WORK REQUIRED:
Rewrite the items from the start through the line containing "battery-icon (499, 6, 508, 21)", swapping "wifi-icon" for "wireless-icon" and leaving everything else unchanged.

DATASET RECORDS:
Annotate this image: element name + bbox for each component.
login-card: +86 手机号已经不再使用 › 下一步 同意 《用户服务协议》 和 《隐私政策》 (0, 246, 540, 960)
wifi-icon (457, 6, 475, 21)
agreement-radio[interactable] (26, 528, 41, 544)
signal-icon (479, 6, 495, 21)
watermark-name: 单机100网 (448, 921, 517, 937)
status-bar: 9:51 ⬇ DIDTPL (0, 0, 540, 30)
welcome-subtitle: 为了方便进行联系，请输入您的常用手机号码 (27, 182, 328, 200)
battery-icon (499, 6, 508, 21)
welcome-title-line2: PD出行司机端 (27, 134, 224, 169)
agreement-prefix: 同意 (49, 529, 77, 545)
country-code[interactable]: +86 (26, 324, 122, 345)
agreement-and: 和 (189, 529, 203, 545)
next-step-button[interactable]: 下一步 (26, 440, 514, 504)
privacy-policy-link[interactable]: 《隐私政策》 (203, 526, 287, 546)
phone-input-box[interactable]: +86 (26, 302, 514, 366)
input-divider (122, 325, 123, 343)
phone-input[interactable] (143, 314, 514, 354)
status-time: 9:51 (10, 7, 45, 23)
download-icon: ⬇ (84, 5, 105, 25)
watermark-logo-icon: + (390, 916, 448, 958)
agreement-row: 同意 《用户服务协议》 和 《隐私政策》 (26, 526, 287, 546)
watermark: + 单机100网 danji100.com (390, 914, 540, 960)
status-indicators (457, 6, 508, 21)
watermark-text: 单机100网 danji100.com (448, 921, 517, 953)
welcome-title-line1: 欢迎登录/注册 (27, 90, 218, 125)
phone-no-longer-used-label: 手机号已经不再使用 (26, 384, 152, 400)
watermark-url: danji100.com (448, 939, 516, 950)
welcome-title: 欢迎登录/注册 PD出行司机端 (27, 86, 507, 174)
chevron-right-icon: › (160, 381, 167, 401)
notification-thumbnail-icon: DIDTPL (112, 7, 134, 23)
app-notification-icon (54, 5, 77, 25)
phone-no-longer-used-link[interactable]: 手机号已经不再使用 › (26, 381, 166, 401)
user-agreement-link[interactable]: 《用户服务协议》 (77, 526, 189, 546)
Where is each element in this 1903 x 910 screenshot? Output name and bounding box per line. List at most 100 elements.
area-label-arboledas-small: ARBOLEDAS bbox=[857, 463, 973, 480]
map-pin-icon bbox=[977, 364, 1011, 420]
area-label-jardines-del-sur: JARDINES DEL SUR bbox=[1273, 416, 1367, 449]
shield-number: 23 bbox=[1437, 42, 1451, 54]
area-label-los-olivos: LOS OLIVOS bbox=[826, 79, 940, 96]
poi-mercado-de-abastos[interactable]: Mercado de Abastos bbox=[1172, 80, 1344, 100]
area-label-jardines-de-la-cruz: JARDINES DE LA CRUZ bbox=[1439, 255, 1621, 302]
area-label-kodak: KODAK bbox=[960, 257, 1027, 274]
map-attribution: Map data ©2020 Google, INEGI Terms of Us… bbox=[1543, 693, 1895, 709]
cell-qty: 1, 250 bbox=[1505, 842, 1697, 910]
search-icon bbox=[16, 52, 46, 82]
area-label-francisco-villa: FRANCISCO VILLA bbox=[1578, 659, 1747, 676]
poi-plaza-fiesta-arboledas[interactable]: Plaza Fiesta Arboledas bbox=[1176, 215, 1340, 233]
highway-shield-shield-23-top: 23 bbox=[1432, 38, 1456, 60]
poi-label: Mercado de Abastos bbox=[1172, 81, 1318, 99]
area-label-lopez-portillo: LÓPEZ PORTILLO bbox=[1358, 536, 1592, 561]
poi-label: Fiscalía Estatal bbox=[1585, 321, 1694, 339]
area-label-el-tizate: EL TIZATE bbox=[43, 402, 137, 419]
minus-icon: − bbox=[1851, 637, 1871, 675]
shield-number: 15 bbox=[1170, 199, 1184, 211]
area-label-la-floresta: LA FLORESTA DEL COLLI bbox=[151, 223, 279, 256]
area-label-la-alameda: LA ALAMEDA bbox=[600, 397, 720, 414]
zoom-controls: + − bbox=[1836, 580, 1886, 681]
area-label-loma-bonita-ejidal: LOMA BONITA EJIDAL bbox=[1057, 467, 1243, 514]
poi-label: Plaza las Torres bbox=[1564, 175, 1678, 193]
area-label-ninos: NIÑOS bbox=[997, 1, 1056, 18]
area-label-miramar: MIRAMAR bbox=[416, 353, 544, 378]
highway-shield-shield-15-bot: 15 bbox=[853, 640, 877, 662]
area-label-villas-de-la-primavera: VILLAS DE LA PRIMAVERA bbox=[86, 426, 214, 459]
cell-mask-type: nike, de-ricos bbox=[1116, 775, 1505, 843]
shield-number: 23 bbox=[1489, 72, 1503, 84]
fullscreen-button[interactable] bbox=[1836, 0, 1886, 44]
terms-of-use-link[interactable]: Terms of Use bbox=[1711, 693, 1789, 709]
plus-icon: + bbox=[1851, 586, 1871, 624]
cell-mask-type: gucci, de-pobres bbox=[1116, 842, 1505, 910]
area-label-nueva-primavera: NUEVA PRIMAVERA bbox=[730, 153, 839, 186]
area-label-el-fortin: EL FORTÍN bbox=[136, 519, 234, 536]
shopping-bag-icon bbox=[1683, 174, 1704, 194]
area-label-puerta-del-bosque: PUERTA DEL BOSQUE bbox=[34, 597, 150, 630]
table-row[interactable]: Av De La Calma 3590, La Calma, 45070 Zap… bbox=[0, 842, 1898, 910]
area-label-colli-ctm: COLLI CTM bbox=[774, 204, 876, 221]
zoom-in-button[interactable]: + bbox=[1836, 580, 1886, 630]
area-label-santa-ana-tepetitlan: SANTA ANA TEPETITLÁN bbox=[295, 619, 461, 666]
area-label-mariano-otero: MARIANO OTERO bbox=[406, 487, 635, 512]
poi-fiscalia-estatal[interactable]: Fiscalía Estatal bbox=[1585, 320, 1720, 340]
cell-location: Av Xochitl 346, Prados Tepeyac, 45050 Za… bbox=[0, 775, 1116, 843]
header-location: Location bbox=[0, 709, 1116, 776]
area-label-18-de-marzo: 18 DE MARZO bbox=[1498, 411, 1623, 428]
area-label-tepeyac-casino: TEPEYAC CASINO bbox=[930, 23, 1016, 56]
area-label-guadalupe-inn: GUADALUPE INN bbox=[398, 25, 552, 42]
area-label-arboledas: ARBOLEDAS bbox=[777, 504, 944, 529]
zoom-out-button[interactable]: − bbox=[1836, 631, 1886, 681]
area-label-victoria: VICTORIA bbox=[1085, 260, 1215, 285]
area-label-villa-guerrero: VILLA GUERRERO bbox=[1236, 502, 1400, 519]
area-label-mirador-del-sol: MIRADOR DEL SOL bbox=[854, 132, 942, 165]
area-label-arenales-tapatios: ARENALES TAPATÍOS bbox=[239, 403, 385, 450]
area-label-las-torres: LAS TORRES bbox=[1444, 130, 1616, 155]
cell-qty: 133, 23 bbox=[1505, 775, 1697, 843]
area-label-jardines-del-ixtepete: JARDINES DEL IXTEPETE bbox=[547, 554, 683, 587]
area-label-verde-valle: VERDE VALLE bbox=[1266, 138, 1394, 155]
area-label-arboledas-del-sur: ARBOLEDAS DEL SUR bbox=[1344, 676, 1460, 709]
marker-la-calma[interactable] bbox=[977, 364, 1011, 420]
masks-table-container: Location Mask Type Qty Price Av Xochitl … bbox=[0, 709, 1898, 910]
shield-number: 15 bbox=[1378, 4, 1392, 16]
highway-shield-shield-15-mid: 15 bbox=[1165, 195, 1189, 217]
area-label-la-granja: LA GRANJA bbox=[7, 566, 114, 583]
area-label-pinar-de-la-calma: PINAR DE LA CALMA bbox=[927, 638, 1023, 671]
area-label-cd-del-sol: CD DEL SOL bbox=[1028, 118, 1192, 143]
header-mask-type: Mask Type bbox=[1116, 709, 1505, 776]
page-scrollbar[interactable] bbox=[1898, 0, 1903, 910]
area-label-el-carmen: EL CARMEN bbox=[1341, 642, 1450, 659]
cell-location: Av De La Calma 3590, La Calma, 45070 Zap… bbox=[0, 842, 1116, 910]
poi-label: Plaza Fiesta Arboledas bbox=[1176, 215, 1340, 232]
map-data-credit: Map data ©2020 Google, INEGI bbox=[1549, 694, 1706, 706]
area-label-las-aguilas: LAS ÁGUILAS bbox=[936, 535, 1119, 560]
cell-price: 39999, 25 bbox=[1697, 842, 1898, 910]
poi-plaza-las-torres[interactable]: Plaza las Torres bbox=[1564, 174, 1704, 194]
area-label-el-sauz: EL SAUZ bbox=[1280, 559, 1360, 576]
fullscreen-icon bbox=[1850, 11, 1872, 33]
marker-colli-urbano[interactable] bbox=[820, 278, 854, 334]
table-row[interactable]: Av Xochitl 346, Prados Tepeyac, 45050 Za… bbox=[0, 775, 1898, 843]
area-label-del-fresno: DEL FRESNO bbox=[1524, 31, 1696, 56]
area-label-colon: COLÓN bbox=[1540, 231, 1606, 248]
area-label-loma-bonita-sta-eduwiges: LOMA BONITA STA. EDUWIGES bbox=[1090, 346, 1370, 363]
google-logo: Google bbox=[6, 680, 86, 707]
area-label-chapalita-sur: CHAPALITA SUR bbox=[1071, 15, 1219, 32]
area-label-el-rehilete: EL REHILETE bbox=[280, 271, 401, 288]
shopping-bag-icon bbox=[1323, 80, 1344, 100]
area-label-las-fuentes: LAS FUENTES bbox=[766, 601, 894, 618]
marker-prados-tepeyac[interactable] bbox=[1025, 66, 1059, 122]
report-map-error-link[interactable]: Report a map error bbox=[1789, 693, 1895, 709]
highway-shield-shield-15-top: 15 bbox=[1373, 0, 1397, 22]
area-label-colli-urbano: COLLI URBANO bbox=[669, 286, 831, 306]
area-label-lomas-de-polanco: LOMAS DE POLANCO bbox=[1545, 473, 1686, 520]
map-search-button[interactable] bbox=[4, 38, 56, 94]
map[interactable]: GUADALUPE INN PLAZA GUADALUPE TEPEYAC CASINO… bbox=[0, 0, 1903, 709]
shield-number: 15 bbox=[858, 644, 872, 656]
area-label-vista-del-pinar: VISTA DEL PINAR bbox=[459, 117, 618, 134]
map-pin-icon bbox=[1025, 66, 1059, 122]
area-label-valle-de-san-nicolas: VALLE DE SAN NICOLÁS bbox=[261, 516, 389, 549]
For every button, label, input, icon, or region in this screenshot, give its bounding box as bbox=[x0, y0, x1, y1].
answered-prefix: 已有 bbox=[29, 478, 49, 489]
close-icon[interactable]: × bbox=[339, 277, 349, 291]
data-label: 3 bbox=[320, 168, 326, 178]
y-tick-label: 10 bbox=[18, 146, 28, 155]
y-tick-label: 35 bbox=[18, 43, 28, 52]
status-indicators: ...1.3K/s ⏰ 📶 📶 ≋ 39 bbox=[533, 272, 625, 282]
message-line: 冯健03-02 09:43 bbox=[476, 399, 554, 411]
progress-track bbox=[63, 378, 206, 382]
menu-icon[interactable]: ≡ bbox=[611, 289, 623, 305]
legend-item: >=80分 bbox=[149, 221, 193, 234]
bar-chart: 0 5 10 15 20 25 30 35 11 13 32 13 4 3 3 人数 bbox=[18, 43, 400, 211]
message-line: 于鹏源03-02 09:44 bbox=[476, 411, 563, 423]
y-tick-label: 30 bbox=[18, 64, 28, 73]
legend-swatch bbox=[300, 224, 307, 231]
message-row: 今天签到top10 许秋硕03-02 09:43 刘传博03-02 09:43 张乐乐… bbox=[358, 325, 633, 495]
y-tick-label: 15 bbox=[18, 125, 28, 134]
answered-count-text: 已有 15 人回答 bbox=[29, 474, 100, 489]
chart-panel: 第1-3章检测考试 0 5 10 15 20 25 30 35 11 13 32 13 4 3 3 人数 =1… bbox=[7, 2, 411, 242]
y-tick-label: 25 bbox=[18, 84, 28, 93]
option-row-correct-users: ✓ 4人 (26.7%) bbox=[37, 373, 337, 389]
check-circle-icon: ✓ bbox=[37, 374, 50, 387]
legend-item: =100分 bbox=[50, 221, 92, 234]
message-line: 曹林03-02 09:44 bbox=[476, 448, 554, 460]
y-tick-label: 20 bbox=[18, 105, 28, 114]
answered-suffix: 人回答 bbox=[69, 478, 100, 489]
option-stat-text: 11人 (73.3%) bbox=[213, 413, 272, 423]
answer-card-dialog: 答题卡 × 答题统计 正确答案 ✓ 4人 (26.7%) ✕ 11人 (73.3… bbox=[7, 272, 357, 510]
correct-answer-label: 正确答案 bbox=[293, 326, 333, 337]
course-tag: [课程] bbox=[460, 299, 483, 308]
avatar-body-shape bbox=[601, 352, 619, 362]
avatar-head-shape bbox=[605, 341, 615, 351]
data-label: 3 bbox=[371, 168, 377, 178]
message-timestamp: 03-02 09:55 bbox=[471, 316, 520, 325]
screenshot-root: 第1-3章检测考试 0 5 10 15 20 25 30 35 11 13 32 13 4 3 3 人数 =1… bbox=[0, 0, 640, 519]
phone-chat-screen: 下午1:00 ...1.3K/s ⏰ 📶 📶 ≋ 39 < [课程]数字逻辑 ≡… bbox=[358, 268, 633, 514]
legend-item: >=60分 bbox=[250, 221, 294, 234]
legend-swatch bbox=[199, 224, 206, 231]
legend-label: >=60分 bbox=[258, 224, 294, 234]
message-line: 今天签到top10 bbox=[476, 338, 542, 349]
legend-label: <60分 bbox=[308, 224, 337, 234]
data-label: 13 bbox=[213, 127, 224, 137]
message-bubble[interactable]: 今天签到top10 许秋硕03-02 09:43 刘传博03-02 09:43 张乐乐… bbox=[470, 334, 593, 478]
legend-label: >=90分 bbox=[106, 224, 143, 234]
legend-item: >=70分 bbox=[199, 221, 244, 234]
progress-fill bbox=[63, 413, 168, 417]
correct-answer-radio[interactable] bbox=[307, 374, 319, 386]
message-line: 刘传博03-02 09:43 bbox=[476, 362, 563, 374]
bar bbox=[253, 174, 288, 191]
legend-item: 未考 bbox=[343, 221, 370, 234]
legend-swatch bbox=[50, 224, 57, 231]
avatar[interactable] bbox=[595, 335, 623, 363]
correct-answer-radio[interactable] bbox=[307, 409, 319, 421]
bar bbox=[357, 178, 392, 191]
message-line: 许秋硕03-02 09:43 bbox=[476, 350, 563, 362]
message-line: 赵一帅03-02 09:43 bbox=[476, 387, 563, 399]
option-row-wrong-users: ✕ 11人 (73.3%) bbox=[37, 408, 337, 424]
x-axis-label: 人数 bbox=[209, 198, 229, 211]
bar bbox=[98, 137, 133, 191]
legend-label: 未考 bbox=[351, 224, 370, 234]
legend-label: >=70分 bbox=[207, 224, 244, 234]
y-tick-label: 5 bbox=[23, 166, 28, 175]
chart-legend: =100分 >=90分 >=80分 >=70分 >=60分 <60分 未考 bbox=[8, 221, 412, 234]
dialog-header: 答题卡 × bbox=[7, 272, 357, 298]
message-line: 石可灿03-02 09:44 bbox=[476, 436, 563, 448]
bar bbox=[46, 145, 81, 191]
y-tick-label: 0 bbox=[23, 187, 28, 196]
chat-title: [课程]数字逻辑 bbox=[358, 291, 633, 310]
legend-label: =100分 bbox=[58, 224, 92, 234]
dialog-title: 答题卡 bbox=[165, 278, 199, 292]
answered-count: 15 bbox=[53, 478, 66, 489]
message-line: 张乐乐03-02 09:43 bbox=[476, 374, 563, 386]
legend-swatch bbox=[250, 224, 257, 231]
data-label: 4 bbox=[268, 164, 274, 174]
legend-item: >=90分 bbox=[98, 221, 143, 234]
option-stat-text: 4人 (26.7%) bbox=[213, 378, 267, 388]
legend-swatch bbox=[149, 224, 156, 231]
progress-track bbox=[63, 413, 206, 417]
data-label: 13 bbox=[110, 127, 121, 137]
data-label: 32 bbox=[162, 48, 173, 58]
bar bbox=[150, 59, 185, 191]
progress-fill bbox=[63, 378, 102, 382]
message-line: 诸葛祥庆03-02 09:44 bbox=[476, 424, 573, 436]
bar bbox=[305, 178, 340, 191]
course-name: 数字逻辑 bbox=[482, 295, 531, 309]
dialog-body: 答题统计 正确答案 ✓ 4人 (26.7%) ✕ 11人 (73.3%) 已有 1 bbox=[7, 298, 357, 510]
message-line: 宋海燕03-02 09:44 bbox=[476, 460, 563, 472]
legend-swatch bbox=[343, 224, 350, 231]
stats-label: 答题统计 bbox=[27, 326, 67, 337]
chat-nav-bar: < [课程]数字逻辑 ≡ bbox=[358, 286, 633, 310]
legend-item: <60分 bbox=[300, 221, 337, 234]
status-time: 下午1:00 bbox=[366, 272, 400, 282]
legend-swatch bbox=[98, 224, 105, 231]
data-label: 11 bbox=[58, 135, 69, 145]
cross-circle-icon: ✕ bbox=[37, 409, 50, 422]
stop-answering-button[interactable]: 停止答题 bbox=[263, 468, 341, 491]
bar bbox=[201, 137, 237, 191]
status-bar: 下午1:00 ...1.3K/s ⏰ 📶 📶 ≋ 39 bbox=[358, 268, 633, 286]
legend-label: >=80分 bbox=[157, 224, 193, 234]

THE ANSWER:
Annotate this image: element name + bbox for each component.
login-card: +86 手机号已经不再使用 › 下一步 同意 《用户服务协议》 和 《隐私政策》 (0, 246, 540, 960)
wireless-icon (457, 6, 475, 21)
agreement-radio[interactable] (26, 528, 41, 544)
signal-icon (479, 6, 495, 21)
watermark-name: 单机100网 (448, 921, 517, 937)
status-bar: 9:51 ⬇ DIDTPL (0, 0, 540, 30)
welcome-subtitle: 为了方便进行联系，请输入您的常用手机号码 (27, 182, 328, 200)
battery-icon (499, 6, 508, 21)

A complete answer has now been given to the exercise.